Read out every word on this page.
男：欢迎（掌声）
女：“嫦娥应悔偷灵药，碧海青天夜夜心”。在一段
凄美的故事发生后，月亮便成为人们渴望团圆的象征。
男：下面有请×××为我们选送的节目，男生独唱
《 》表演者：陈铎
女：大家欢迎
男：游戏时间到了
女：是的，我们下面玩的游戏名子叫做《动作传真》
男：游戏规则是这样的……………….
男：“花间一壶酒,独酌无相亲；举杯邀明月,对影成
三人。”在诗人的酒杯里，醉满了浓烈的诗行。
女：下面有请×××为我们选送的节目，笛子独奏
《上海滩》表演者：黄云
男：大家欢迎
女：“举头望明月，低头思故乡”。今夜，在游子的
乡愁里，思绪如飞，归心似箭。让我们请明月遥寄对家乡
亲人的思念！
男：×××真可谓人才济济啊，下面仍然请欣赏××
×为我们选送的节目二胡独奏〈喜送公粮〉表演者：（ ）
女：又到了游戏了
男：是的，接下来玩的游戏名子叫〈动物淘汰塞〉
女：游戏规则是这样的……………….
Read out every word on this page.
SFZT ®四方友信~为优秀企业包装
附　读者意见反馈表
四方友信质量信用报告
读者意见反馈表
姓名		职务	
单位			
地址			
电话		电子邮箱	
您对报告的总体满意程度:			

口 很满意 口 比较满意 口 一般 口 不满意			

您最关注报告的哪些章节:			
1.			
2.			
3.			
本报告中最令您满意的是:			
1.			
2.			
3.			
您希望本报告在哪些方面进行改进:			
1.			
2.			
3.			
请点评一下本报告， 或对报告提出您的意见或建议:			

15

- - - - - - -

Make an exact copy of every line in the data.

Read out every word on this page.
男：欢迎（掌声）
女：“嫦娥应悔偷灵药，碧海青天夜夜心”。在一段
凄美的故事发生后，月亮便成为人们渴望团圆的象征。
男：下面有请×××为我们选送的节目，男生独唱
《 》表演者：陈铎
女：大家欢迎
男：游戏时间到了
女：是的，我们下面玩的游戏名子叫做《动作传真》
男：游戏规则是这样的……………….
男：“花间一壶酒,独酌无相亲；举杯邀明月,对影成
三人。”在诗人的酒杯里，醉满了浓烈的诗行。
女：下面有请×××为我们选送的节目，笛子独奏
《上海滩》表演者：黄云
男：大家欢迎
女：“举头望明月，低头思故乡”。今夜，在游子的
乡愁里，思绪如飞，归心似箭。让我们请明月遥寄对家乡
亲人的思念！
男：×××真可谓人才济济啊，下面仍然请欣赏××
×为我们选送的节目二胡独奏〈喜送公粮〉表演者：（ ）
女：又到了游戏了
男：是的，接下来玩的游戏名子叫〈动物淘汰塞〉
女：游戏规则是这样的……………….
Read out every word on this page.
SFZT ®四方友信~为优秀企业包装
附　读者意见反馈表
四方友信质量信用报告
读者意见反馈表
姓名		职务	
单位			
地址			
电话		电子邮箱	
您对报告的总体满意程度:			

口 很满意 口 比较满意 口 一般 口 不满意			

您最关注报告的哪些章节:			
1.			
2.			
3.			
本报告中最令您满意的是:			
1.			
2.			
3.			
您希望本报告在哪些方面进行改进:			
1.			
2.			
3.			
请点评一下本报告， 或对报告提出您的意见或建议:			

15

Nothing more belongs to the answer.